> _What you have to do_
The entries below should be quoted exactly, with no pictures carried over.
<<<<
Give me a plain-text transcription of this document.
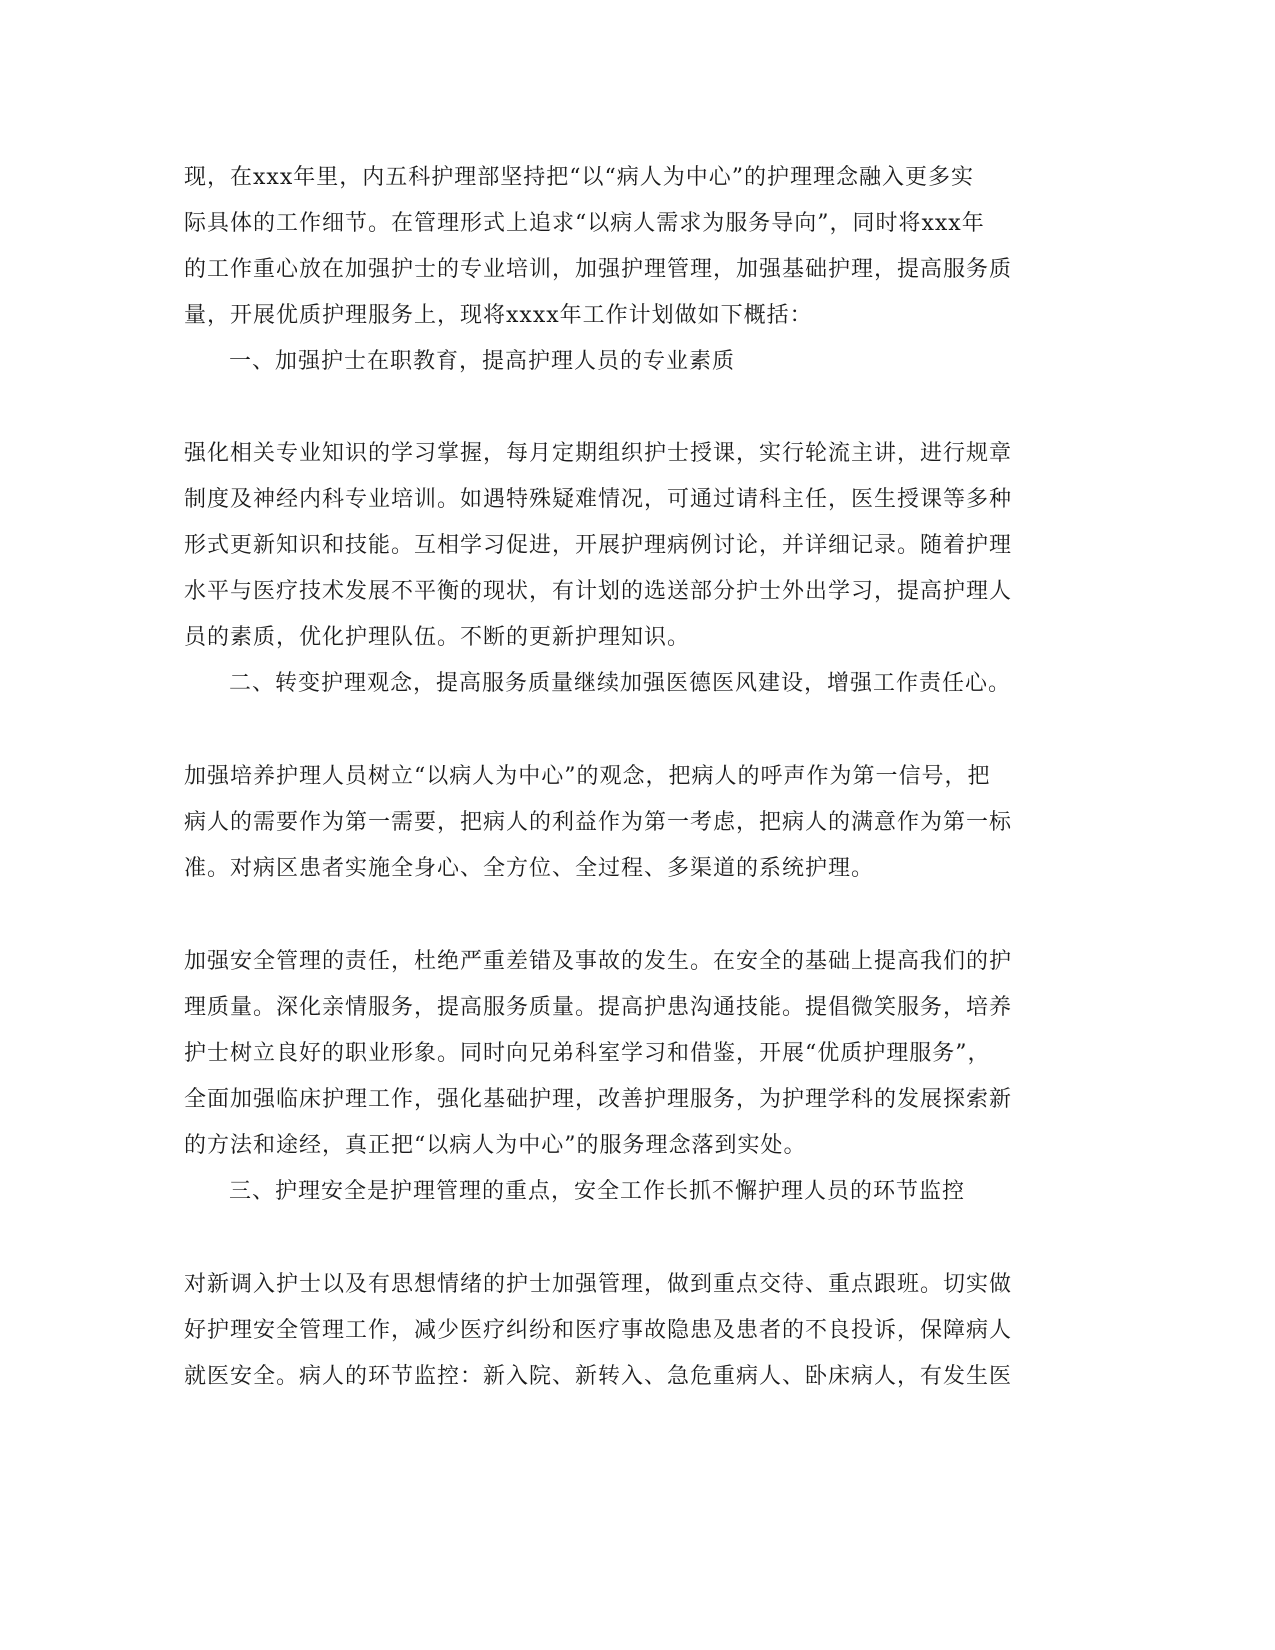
现，在xxx年里，内五科护理部坚持把“以“病人为中心”的护理理念融入更多实
际具体的工作细节。在管理形式上追求“以病人需求为服务导向”，同时将xxx年
的工作重心放在加强护士的专业培训，加强护理管理，加强基础护理，提高服务质
量，开展优质护理服务上，现将xxxx年工作计划做如下概括：
一、加强护士在职教育，提高护理人员的专业素质
强化相关专业知识的学习掌握，每月定期组织护士授课，实行轮流主讲，进行规章
制度及神经内科专业培训。如遇特殊疑难情况，可通过请科主任，医生授课等多种
形式更新知识和技能。互相学习促进，开展护理病例讨论，并详细记录。随着护理
水平与医疗技术发展不平衡的现状，有计划的选送部分护士外出学习，提高护理人
员的素质，优化护理队伍。不断的更新护理知识。
二、转变护理观念，提高服务质量继续加强医德医风建设，增强工作责任心。
加强培养护理人员树立“以病人为中心”的观念，把病人的呼声作为第一信号，把
病人的需要作为第一需要，把病人的利益作为第一考虑，把病人的满意作为第一标
准。对病区患者实施全身心、全方位、全过程、多渠道的系统护理。
加强安全管理的责任，杜绝严重差错及事故的发生。在安全的基础上提高我们的护
理质量。深化亲情服务，提高服务质量。提高护患沟通技能。提倡微笑服务，培养
护士树立良好的职业形象。同时向兄弟科室学习和借鉴，开展“优质护理服务”，
全面加强临床护理工作，强化基础护理，改善护理服务，为护理学科的发展探索新
的方法和途经，真正把“以病人为中心”的服务理念落到实处。
三、护理安全是护理管理的重点，安全工作长抓不懈护理人员的环节监控
对新调入护士以及有思想情绪的护士加强管理，做到重点交待、重点跟班。切实做
好护理安全管理工作，减少医疗纠纷和医疗事故隐患及患者的不良投诉，保障病人
就医安全。病人的环节监控：新入院、新转入、急危重病人、卧床病人，有发生医
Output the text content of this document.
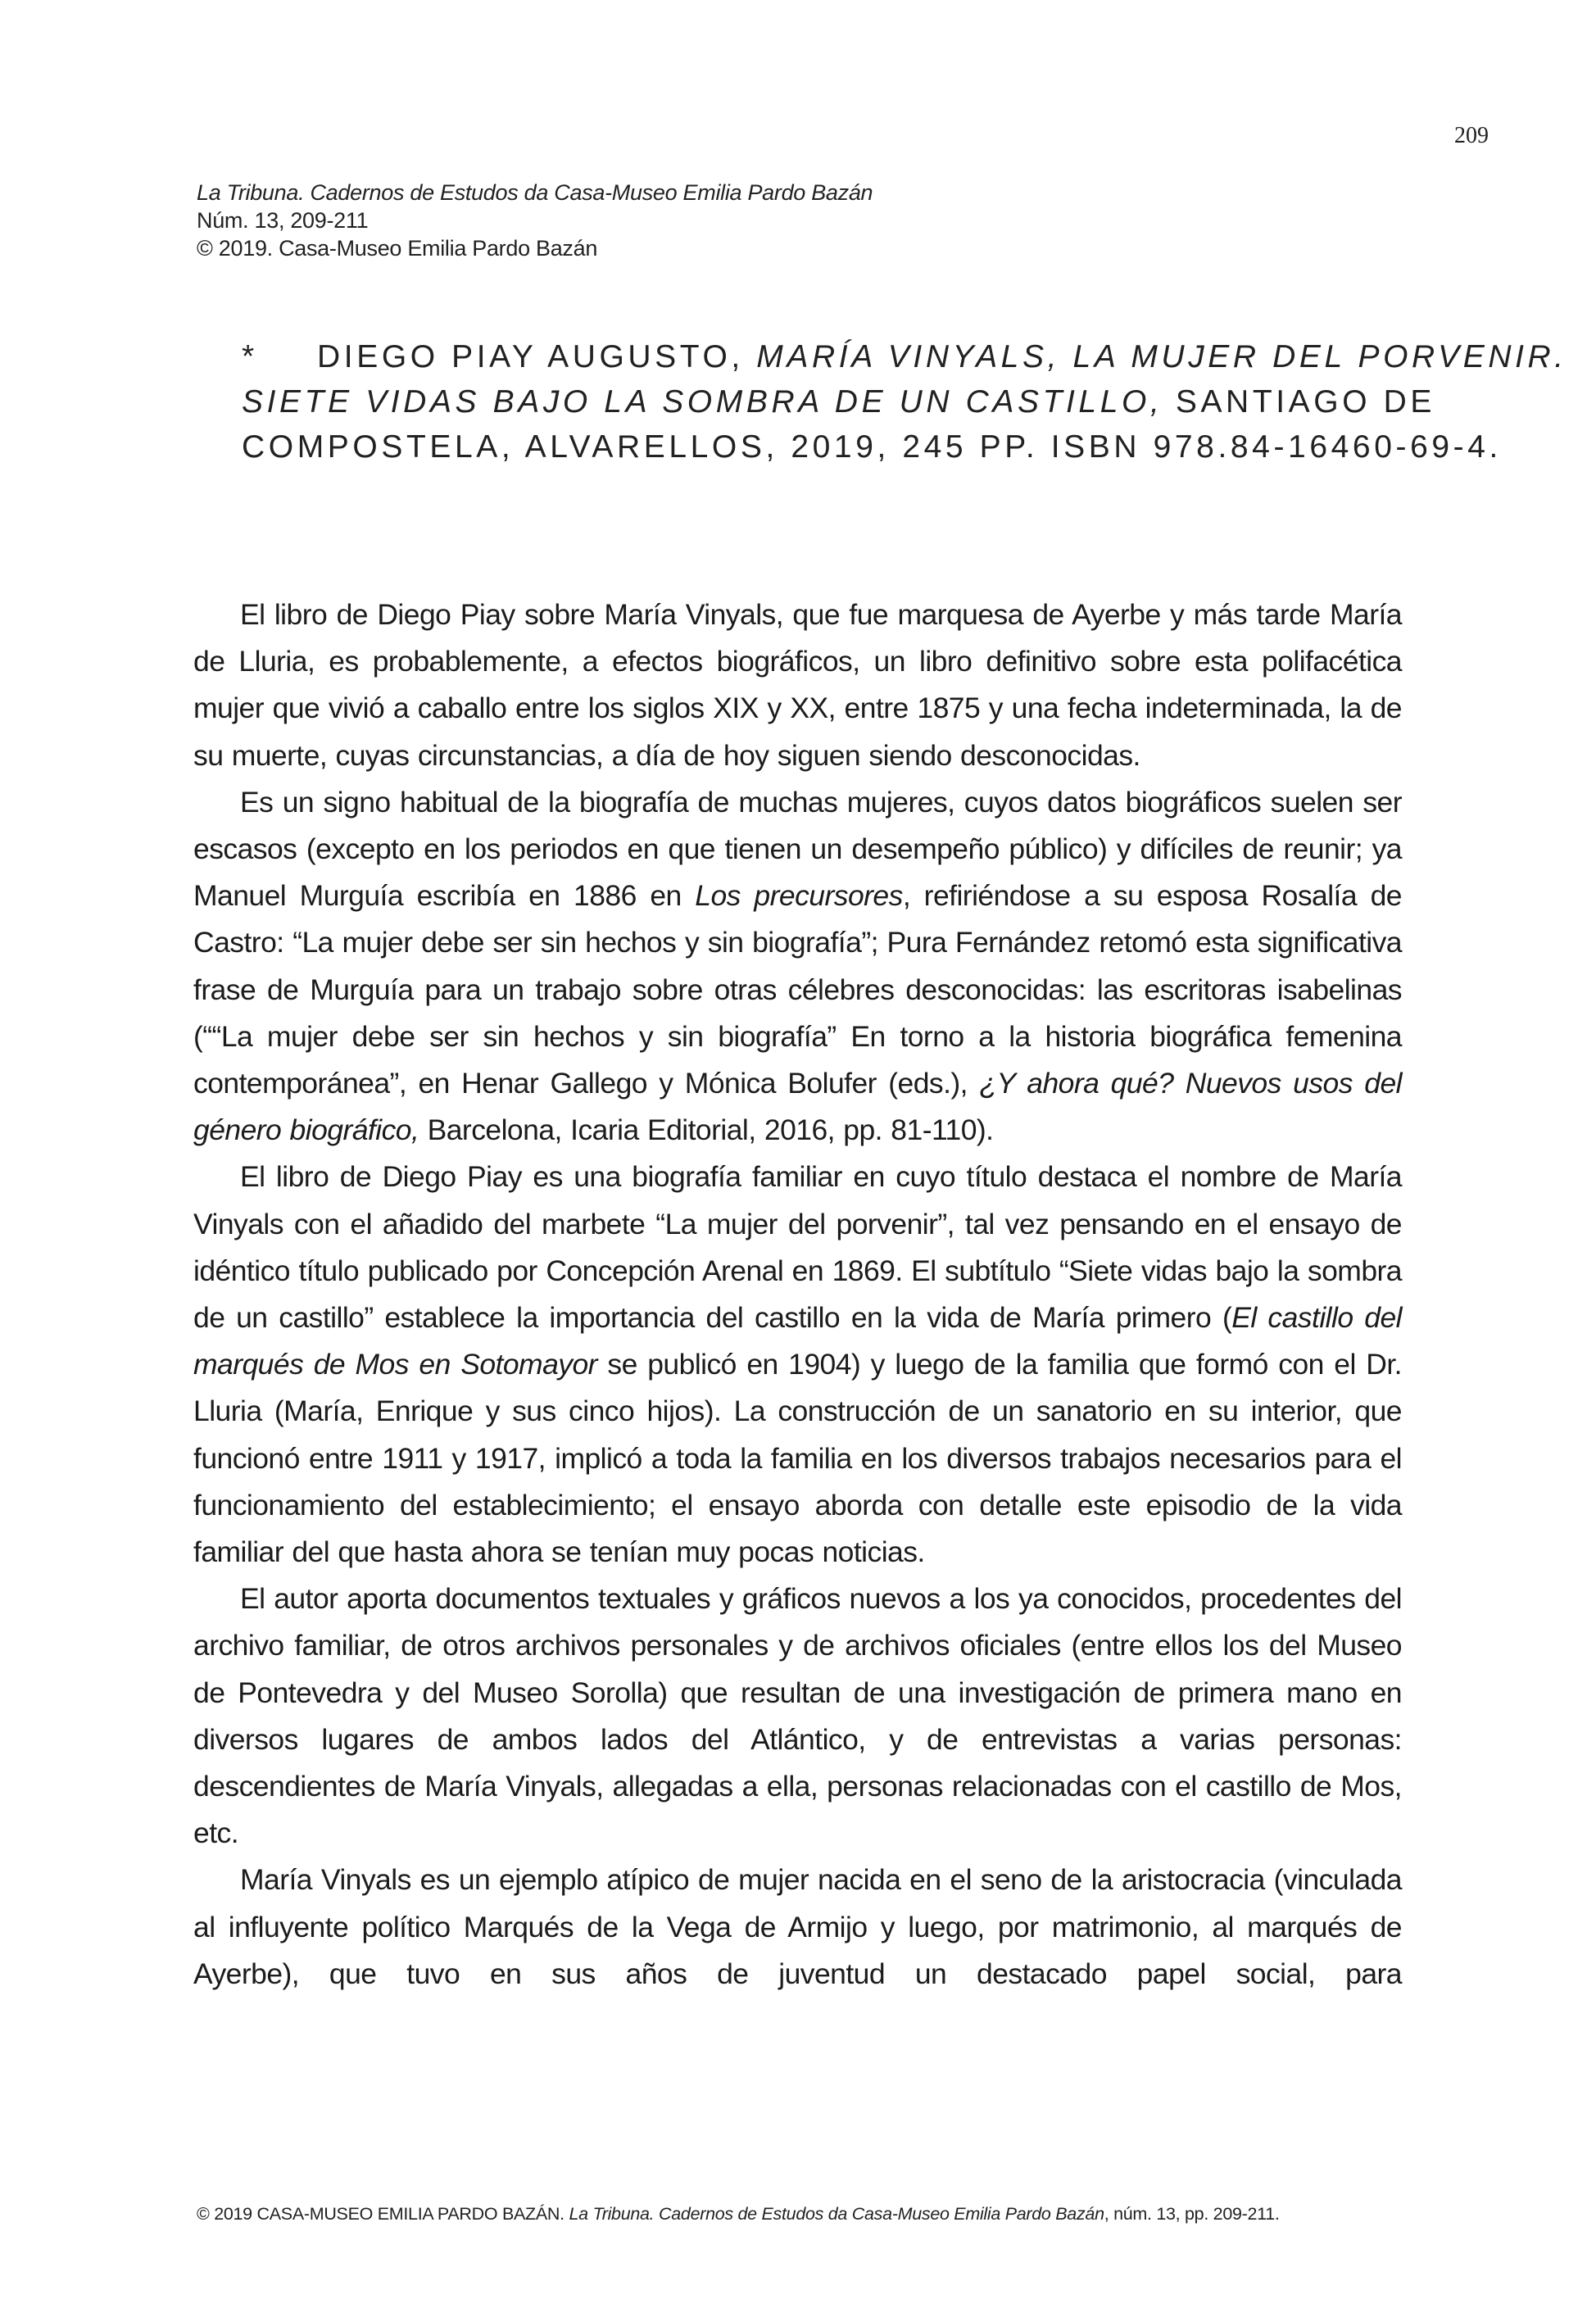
209
La Tribuna. Cadernos de Estudos da Casa-Museo Emilia Pardo Bazán
Núm. 13, 209-211
© 2019. Casa-Museo Emilia Pardo Bazán
* DIEGO PIAY AUGUSTO, MARÍA VINYALS, LA MUJER DEL PORVENIR.
SIETE VIDAS BAJO LA SOMBRA DE UN CASTILLO, SANTIAGO DE
COMPOSTELA, ALVARELLOS, 2019, 245 PP. ISBN 978.84-16460-69-4.

El libro de Diego Piay sobre María Vinyals, que fue marquesa de Ayerbe y más tarde María de Lluria, es probablemente, a efectos biográficos, un libro definitivo sobre esta polifacética mujer que vivió a caballo entre los siglos XIX y XX, entre 1875 y una fecha indeterminada, la de su muerte, cuyas circunstancias, a día de hoy siguen siendo desconocidas.

Es un signo habitual de la biografía de muchas mujeres, cuyos datos biográficos suelen ser escasos (excepto en los periodos en que tienen un desempeño público) y difíciles de reunir; ya Manuel Murguía escribía en 1886 en Los precursores, refiriéndose a su esposa Rosalía de Castro: “La mujer debe ser sin hechos y sin biografía”; Pura Fernández retomó esta significativa frase de Murguía para un trabajo sobre otras célebres desconocidas: las escritoras isabelinas (““La mujer debe ser sin hechos y sin biografía” En torno a la historia biográfica femenina contemporánea”, en Henar Gallego y Mónica Bolufer (eds.), ¿Y ahora qué? Nuevos usos del género biográfico, Barcelona, Icaria Editorial, 2016, pp. 81-110).

El libro de Diego Piay es una biografía familiar en cuyo título destaca el nombre de María Vinyals con el añadido del marbete “La mujer del porvenir”, tal vez pensando en el ensayo de idéntico título publicado por Concepción Arenal en 1869. El subtítulo “Siete vidas bajo la sombra de un castillo” establece la importancia del castillo en la vida de María primero (El castillo del marqués de Mos en Sotomayor se publicó en 1904) y luego de la familia que formó con el Dr. Lluria (María, Enrique y sus cinco hijos). La construcción de un sanatorio en su interior, que funcionó entre 1911 y 1917, implicó a toda la familia en los diversos trabajos necesarios para el funcionamiento del establecimiento; el ensayo aborda con detalle este episodio de la vida familiar del que hasta ahora se tenían muy pocas noticias.

El autor aporta documentos textuales y gráficos nuevos a los ya conocidos, procedentes del archivo familiar, de otros archivos personales y de archivos oficiales (entre ellos los del Museo de Pontevedra y del Museo Sorolla) que resultan de una investigación de primera mano en diversos lugares de ambos lados del Atlántico, y de entrevistas a varias personas: descendientes de María Vinyals, allegadas a ella, personas relacionadas con el castillo de Mos, etc.

María Vinyals es un ejemplo atípico de mujer nacida en el seno de la aristocracia (vinculada al influyente político Marqués de la Vega de Armijo y luego, por matrimonio, al marqués de Ayerbe), que tuvo en sus años de juventud un destacado papel social, para

© 2019 CASA-MUSEO EMILIA PARDO BAZÁN. La Tribuna. Cadernos de Estudos da Casa-Museo Emilia Pardo Bazán, núm. 13, pp. 209-211.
>>>>
> _Solution below_
Give me a plain-text transcription of this document.
现，在xxx年里，内五科护理部坚持把“以“病人为中心”的护理理念融入更多实
际具体的工作细节。在管理形式上追求“以病人需求为服务导向”，同时将xxx年
的工作重心放在加强护士的专业培训，加强护理管理，加强基础护理，提高服务质
量，开展优质护理服务上，现将xxxx年工作计划做如下概括：
一、加强护士在职教育，提高护理人员的专业素质
强化相关专业知识的学习掌握，每月定期组织护士授课，实行轮流主讲，进行规章
制度及神经内科专业培训。如遇特殊疑难情况，可通过请科主任，医生授课等多种
形式更新知识和技能。互相学习促进，开展护理病例讨论，并详细记录。随着护理
水平与医疗技术发展不平衡的现状，有计划的选送部分护士外出学习，提高护理人
员的素质，优化护理队伍。不断的更新护理知识。
二、转变护理观念，提高服务质量继续加强医德医风建设，增强工作责任心。
加强培养护理人员树立“以病人为中心”的观念，把病人的呼声作为第一信号，把
病人的需要作为第一需要，把病人的利益作为第一考虑，把病人的满意作为第一标
准。对病区患者实施全身心、全方位、全过程、多渠道的系统护理。
加强安全管理的责任，杜绝严重差错及事故的发生。在安全的基础上提高我们的护
理质量。深化亲情服务，提高服务质量。提高护患沟通技能。提倡微笑服务，培养
护士树立良好的职业形象。同时向兄弟科室学习和借鉴，开展“优质护理服务”，
全面加强临床护理工作，强化基础护理，改善护理服务，为护理学科的发展探索新
的方法和途经，真正把“以病人为中心”的服务理念落到实处。
三、护理安全是护理管理的重点，安全工作长抓不懈护理人员的环节监控
对新调入护士以及有思想情绪的护士加强管理，做到重点交待、重点跟班。切实做
好护理安全管理工作，减少医疗纠纷和医疗事故隐患及患者的不良投诉，保障病人
就医安全。病人的环节监控：新入院、新转入、急危重病人、卧床病人，有发生医
Output the text content of this document.
209
La Tribuna. Cadernos de Estudos da Casa-Museo Emilia Pardo Bazán
Núm. 13, 209-211
© 2019. Casa-Museo Emilia Pardo Bazán
* DIEGO PIAY AUGUSTO, MARÍA VINYALS, LA MUJER DEL PORVENIR.
SIETE VIDAS BAJO LA SOMBRA DE UN CASTILLO, SANTIAGO DE
COMPOSTELA, ALVARELLOS, 2019, 245 PP. ISBN 978.84-16460-69-4.

El libro de Diego Piay sobre María Vinyals, que fue marquesa de Ayerbe y más tarde María de Lluria, es probablemente, a efectos biográficos, un libro definitivo sobre esta polifacética mujer que vivió a caballo entre los siglos XIX y XX, entre 1875 y una fecha indeterminada, la de su muerte, cuyas circunstancias, a día de hoy siguen siendo desconocidas.

Es un signo habitual de la biografía de muchas mujeres, cuyos datos biográficos suelen ser escasos (excepto en los periodos en que tienen un desempeño público) y difíciles de reunir; ya Manuel Murguía escribía en 1886 en Los precursores, refiriéndose a su esposa Rosalía de Castro: “La mujer debe ser sin hechos y sin biografía”; Pura Fernández retomó esta significativa frase de Murguía para un trabajo sobre otras célebres desconocidas: las escritoras isabelinas (““La mujer debe ser sin hechos y sin biografía” En torno a la historia biográfica femenina contemporánea”, en Henar Gallego y Mónica Bolufer (eds.), ¿Y ahora qué? Nuevos usos del género biográfico, Barcelona, Icaria Editorial, 2016, pp. 81-110).

El libro de Diego Piay es una biografía familiar en cuyo título destaca el nombre de María Vinyals con el añadido del marbete “La mujer del porvenir”, tal vez pensando en el ensayo de idéntico título publicado por Concepción Arenal en 1869. El subtítulo “Siete vidas bajo la sombra de un castillo” establece la importancia del castillo en la vida de María primero (El castillo del marqués de Mos en Sotomayor se publicó en 1904) y luego de la familia que formó con el Dr. Lluria (María, Enrique y sus cinco hijos). La construcción de un sanatorio en su interior, que funcionó entre 1911 y 1917, implicó a toda la familia en los diversos trabajos necesarios para el funcionamiento del establecimiento; el ensayo aborda con detalle este episodio de la vida familiar del que hasta ahora se tenían muy pocas noticias.

El autor aporta documentos textuales y gráficos nuevos a los ya conocidos, procedentes del archivo familiar, de otros archivos personales y de archivos oficiales (entre ellos los del Museo de Pontevedra y del Museo Sorolla) que resultan de una investigación de primera mano en diversos lugares de ambos lados del Atlántico, y de entrevistas a varias personas: descendientes de María Vinyals, allegadas a ella, personas relacionadas con el castillo de Mos, etc.

María Vinyals es un ejemplo atípico de mujer nacida en el seno de la aristocracia (vinculada al influyente político Marqués de la Vega de Armijo y luego, por matrimonio, al marqués de Ayerbe), que tuvo en sus años de juventud un destacado papel social, para

© 2019 CASA-MUSEO EMILIA PARDO BAZÁN. La Tribuna. Cadernos de Estudos da Casa-Museo Emilia Pardo Bazán, núm. 13, pp. 209-211.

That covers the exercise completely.